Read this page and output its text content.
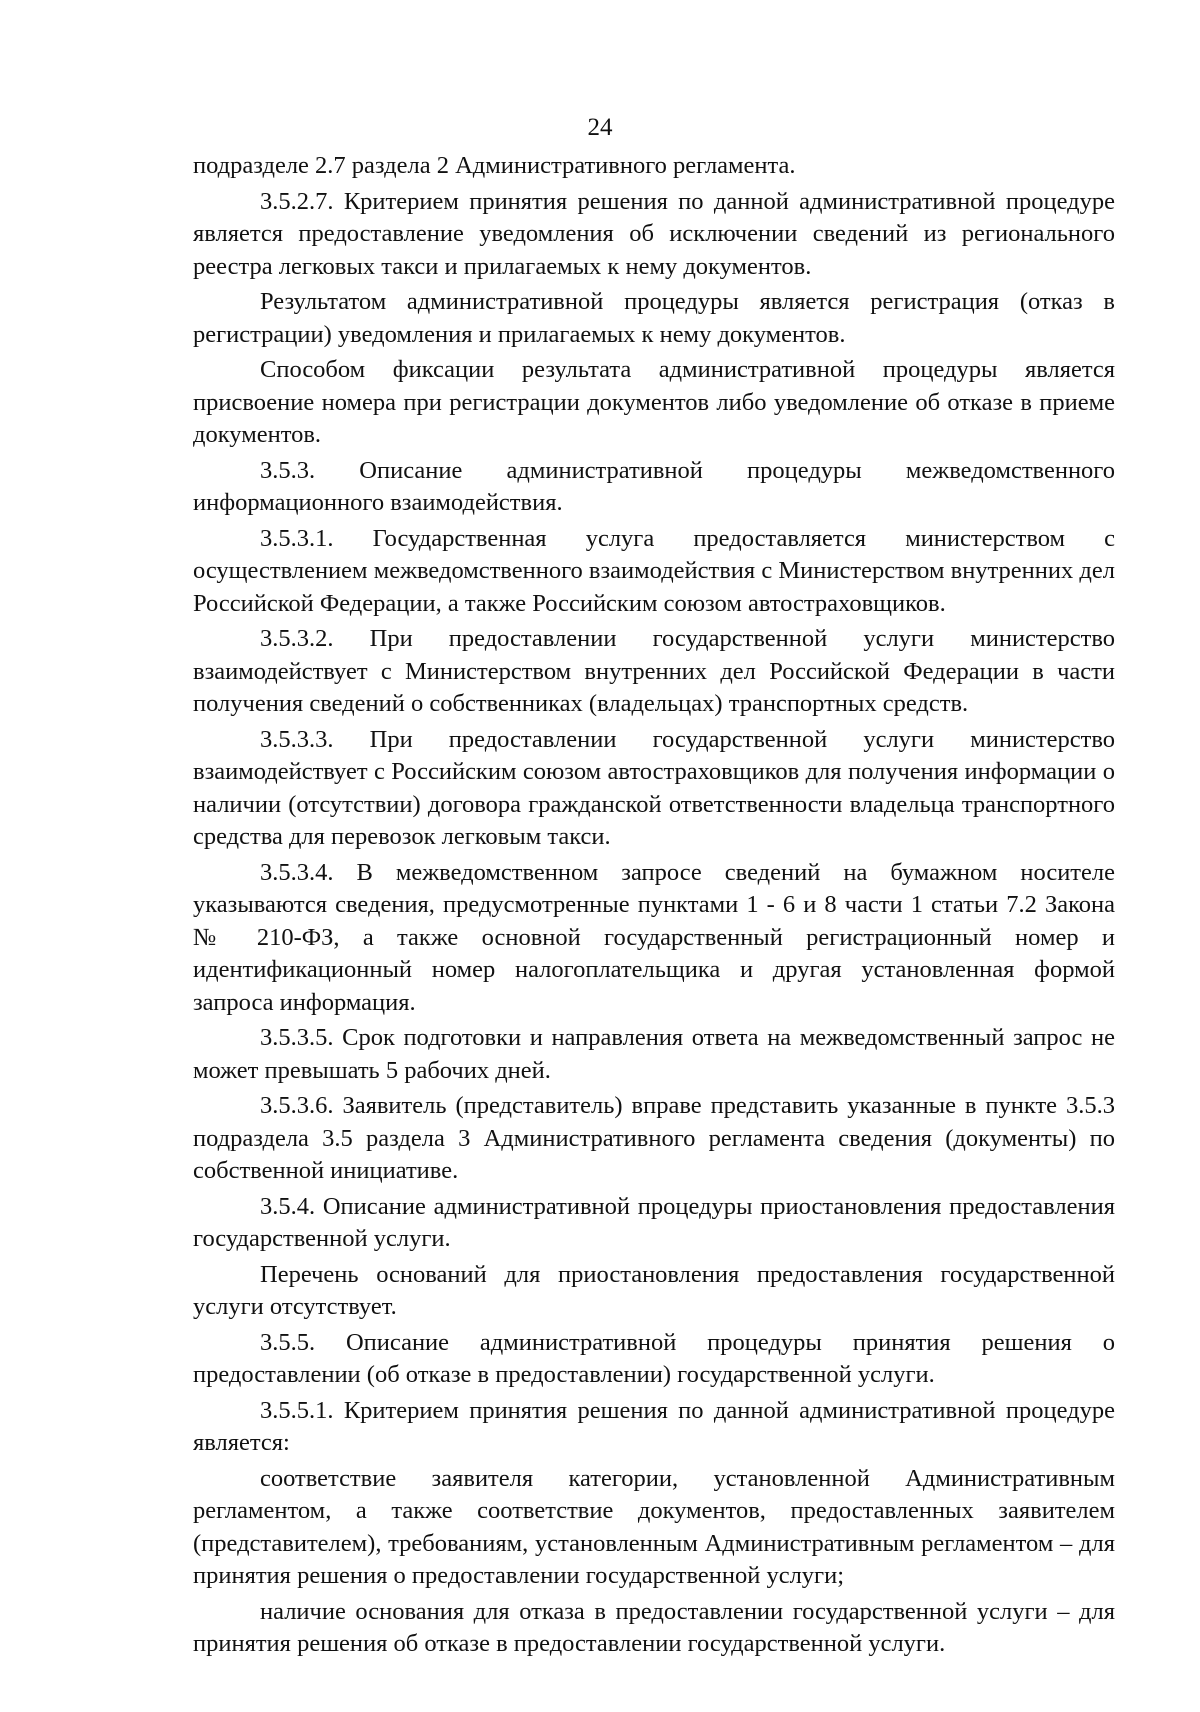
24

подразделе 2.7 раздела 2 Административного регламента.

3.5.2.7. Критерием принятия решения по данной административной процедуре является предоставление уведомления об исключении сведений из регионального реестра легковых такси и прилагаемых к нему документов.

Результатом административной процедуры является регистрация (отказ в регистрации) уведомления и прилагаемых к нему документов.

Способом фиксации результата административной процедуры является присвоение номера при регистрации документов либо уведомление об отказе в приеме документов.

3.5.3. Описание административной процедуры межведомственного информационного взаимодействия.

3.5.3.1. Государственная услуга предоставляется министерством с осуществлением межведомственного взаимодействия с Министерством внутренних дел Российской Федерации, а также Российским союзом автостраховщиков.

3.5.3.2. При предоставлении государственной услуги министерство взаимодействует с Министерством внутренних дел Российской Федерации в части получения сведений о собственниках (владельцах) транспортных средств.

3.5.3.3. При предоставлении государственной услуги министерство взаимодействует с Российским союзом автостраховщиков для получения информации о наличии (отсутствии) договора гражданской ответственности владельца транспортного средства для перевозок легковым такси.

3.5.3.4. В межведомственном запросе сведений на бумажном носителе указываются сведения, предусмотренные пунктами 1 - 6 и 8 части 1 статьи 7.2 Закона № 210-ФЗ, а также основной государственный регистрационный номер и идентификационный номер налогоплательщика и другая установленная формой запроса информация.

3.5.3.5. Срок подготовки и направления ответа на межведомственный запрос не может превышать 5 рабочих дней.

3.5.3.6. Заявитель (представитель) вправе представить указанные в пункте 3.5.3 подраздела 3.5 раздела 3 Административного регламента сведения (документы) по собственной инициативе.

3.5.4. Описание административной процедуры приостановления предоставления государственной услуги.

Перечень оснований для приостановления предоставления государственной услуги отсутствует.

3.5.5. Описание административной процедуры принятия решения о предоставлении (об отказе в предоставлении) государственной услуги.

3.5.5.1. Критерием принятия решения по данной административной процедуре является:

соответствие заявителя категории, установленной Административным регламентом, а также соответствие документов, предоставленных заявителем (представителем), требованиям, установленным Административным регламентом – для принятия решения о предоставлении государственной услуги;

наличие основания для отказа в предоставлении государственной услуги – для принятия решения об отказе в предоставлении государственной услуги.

What you have to do: Copy out every line from the records that has the word "решения".

Task answer:
3.5.2.7. Критерием принятия решения по данной административной процедуре является предоставление уведомления об исключении сведений из регионального реестра легковых такси и прилагаемых к нему документов.
3.5.5. Описание административной процедуры принятия решения о предоставлении (об отказе в предоставлении) государственной услуги.
3.5.5.1. Критерием принятия решения по данной административной процедуре является:
соответствие заявителя категории, установленной Административным регламентом, а также соответствие документов, предоставленных заявителем (представителем), требованиям, установленным Административным регламентом – для принятия решения о предоставлении государственной услуги;
наличие основания для отказа в предоставлении государственной услуги – для принятия решения об отказе в предоставлении государственной услуги.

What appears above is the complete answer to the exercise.